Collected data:
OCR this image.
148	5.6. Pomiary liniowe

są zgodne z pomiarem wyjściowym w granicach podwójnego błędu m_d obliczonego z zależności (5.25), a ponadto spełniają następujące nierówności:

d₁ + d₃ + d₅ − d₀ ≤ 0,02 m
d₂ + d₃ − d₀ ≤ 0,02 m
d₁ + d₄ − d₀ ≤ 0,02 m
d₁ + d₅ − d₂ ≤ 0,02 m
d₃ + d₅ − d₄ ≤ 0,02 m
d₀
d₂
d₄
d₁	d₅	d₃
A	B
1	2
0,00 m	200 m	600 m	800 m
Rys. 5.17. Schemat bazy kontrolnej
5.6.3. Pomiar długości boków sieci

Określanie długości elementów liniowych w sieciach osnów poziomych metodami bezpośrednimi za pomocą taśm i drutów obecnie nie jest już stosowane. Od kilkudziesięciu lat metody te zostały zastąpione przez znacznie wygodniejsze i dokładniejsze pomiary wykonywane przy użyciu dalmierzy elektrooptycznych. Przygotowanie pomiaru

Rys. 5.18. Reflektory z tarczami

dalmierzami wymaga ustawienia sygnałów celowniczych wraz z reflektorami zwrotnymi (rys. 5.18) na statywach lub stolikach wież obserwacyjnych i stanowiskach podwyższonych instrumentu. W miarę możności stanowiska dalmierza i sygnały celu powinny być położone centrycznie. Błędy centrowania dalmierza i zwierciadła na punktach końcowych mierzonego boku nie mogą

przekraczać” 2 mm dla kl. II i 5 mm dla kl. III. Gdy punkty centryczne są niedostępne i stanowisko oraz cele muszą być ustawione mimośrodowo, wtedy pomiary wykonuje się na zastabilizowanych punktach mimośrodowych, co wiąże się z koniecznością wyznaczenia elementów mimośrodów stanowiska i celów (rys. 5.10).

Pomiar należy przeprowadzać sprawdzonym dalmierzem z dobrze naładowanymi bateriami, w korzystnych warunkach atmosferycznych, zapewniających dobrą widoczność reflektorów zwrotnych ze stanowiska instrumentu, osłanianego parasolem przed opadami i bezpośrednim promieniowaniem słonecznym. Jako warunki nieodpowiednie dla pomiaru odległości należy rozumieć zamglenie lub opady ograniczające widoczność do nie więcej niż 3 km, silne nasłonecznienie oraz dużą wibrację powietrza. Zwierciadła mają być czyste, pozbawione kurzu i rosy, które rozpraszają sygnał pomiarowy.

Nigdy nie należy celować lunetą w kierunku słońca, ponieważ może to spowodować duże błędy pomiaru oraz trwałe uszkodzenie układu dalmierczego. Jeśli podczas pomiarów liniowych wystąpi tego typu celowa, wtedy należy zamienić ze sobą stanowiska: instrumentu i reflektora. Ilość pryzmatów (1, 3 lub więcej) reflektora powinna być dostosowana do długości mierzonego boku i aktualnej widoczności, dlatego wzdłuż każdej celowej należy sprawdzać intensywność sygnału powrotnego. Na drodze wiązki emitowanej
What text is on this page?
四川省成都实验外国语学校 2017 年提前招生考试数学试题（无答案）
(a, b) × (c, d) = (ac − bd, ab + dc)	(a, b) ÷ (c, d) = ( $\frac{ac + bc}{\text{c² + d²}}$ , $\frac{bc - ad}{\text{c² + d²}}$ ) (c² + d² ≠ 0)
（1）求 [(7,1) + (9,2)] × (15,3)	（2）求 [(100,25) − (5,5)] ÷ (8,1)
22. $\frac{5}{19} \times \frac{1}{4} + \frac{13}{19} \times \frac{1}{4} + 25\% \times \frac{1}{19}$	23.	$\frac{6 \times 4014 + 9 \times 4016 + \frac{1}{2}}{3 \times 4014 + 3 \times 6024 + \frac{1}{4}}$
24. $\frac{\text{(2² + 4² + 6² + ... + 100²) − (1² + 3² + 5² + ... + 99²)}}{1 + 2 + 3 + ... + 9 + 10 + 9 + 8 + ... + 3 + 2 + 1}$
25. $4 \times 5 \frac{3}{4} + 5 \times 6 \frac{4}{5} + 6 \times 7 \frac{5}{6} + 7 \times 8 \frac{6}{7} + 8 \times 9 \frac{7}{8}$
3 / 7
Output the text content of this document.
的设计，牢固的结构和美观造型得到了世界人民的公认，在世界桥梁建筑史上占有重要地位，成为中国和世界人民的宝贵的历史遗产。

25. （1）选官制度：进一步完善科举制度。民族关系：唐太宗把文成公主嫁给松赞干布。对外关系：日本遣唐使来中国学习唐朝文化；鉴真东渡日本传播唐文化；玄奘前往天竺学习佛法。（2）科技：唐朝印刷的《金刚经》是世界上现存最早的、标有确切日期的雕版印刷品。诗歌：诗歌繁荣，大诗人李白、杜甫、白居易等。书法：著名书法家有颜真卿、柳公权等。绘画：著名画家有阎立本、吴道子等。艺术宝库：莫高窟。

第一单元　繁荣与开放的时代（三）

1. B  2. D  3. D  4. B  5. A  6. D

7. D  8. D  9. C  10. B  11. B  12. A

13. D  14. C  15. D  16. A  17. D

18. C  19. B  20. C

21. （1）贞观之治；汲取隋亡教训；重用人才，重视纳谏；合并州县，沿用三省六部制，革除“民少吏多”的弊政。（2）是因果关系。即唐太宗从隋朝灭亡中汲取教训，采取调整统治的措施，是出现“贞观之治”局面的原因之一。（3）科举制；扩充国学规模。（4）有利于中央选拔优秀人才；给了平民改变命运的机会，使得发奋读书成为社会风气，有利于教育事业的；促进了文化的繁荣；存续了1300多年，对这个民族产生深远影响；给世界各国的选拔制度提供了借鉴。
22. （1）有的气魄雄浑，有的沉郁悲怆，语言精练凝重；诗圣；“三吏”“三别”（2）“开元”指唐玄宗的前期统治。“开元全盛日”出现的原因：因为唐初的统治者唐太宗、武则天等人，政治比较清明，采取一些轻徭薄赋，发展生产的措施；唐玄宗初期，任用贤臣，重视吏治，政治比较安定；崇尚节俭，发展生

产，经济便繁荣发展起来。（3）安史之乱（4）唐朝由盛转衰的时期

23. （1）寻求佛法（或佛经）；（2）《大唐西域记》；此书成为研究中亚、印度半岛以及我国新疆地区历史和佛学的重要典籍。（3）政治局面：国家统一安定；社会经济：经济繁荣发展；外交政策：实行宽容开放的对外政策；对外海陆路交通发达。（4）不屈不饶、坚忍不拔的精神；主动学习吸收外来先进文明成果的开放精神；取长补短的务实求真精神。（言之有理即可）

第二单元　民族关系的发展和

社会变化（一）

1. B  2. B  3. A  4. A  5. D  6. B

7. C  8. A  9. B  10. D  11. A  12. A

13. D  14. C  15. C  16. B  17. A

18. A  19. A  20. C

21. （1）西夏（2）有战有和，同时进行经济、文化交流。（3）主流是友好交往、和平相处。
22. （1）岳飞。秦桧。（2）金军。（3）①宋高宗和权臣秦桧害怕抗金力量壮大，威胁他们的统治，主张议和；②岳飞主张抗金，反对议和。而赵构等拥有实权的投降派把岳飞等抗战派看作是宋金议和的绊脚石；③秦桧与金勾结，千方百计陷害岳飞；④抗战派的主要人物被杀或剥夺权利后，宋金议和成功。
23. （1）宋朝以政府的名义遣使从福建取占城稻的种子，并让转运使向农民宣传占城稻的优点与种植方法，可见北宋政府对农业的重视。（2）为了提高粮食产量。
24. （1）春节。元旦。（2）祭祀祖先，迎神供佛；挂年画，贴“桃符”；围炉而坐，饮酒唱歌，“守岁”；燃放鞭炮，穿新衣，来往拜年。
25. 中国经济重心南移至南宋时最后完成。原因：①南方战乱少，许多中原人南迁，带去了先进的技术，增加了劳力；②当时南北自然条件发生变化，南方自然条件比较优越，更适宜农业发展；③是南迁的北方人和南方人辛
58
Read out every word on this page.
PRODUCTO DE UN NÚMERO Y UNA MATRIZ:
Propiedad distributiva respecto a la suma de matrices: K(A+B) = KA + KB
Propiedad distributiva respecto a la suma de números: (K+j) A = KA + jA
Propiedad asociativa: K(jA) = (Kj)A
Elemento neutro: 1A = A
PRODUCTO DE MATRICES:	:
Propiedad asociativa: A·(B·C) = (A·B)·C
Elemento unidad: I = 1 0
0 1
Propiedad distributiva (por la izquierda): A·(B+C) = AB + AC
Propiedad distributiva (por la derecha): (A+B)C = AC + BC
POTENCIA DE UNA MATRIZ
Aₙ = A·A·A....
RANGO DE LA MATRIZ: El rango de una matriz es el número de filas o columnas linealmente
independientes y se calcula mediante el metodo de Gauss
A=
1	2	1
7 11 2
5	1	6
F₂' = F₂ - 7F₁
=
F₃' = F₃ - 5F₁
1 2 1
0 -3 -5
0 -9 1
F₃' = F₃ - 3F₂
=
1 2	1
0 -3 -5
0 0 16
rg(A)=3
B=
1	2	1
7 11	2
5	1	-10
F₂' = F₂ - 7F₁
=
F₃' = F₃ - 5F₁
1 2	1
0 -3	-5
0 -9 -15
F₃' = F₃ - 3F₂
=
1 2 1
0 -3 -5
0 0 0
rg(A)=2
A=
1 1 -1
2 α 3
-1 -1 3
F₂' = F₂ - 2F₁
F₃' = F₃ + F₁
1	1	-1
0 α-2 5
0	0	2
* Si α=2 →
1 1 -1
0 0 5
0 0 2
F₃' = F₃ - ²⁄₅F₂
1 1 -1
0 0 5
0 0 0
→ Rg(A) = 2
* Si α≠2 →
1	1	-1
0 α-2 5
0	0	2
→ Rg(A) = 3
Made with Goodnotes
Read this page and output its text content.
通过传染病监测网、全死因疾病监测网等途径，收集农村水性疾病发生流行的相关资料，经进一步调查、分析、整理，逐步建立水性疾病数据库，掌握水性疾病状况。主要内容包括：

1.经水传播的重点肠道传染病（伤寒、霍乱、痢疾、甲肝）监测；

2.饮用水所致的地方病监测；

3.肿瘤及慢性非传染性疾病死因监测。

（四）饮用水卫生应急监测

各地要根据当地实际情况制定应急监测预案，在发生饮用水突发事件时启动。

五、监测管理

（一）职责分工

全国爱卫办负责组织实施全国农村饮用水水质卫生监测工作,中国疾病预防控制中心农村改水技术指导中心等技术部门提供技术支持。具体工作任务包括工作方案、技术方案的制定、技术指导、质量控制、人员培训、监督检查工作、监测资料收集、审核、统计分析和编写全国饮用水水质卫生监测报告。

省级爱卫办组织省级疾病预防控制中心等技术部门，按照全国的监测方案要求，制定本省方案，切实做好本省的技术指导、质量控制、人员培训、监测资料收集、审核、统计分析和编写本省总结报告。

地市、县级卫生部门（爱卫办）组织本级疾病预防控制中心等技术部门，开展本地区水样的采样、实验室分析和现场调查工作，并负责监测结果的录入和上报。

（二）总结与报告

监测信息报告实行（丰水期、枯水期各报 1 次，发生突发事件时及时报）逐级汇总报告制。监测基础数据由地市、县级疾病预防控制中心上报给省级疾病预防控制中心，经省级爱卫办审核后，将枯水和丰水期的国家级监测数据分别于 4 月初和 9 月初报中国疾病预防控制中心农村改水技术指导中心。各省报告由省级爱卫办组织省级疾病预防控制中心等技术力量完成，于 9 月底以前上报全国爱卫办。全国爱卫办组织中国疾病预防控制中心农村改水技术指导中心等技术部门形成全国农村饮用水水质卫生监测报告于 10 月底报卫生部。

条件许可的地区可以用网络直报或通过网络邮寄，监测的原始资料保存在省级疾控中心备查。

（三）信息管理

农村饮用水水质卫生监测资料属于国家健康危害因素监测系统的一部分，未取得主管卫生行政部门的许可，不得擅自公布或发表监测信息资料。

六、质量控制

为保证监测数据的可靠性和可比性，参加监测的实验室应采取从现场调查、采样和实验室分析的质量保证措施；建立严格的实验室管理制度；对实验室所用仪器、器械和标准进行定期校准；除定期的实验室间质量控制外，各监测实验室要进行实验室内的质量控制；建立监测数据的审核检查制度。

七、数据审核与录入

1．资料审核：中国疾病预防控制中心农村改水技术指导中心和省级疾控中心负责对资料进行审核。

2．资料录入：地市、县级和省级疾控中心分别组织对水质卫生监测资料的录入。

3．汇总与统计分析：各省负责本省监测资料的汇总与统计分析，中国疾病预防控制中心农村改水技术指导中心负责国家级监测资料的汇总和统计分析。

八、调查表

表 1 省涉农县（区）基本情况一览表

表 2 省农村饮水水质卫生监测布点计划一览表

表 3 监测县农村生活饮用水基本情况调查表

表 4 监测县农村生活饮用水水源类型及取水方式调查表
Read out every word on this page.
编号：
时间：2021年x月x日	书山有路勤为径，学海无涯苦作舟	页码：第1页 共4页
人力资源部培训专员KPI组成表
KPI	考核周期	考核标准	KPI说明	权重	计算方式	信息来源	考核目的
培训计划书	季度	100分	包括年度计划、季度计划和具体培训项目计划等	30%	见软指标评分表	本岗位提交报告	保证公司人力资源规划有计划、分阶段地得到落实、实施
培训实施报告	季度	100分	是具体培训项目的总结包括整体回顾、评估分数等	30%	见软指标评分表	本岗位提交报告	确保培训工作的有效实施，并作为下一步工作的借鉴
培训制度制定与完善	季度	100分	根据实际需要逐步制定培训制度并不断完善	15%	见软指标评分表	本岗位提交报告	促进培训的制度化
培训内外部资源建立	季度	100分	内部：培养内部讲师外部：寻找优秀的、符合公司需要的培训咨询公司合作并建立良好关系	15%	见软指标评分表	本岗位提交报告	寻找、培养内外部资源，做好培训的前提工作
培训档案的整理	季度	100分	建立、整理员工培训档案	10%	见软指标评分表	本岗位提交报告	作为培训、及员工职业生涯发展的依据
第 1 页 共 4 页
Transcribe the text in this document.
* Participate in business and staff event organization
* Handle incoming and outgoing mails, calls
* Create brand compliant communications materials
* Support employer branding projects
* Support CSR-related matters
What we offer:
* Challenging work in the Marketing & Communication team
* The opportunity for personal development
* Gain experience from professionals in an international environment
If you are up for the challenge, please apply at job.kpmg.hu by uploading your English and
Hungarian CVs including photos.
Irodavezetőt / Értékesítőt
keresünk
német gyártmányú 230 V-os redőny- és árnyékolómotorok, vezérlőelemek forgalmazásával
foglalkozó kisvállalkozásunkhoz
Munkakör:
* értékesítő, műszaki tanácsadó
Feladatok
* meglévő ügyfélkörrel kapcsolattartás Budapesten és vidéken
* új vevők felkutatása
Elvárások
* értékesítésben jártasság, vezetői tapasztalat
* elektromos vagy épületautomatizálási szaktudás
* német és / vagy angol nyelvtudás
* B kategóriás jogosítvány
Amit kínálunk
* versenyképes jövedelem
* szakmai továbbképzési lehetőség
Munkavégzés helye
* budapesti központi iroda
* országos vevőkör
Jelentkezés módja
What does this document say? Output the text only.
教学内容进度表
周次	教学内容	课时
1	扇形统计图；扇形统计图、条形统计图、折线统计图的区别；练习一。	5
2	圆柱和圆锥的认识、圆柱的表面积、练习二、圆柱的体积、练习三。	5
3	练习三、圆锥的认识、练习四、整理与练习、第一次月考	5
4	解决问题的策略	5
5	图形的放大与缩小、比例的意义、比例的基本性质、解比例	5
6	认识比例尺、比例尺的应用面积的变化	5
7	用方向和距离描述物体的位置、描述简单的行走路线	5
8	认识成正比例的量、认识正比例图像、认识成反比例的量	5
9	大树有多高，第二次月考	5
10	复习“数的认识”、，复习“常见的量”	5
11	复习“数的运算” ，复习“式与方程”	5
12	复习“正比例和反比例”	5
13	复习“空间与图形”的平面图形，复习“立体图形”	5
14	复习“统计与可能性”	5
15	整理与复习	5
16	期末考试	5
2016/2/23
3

- Prompt -
Give back exactly the lines from the line holding "What does this" through the last line of the listing, including both.

- Written reply -
What does this document say? Output the text only.
教学内容进度表
周次	教学内容	课时
1	扇形统计图；扇形统计图、条形统计图、折线统计图的区别；练习一。	5
2	圆柱和圆锥的认识、圆柱的表面积、练习二、圆柱的体积、练习三。	5
3	练习三、圆锥的认识、练习四、整理与练习、第一次月考	5
4	解决问题的策略	5
5	图形的放大与缩小、比例的意义、比例的基本性质、解比例	5
6	认识比例尺、比例尺的应用面积的变化	5
7	用方向和距离描述物体的位置、描述简单的行走路线	5
8	认识成正比例的量、认识正比例图像、认识成反比例的量	5
9	大树有多高，第二次月考	5
10	复习“数的认识”、，复习“常见的量”	5
11	复习“数的运算” ，复习“式与方程”	5
12	复习“正比例和反比例”	5
13	复习“空间与图形”的平面图形，复习“立体图形”	5
14	复习“统计与可能性”	5
15	整理与复习	5
16	期末考试	5
2016/2/23
3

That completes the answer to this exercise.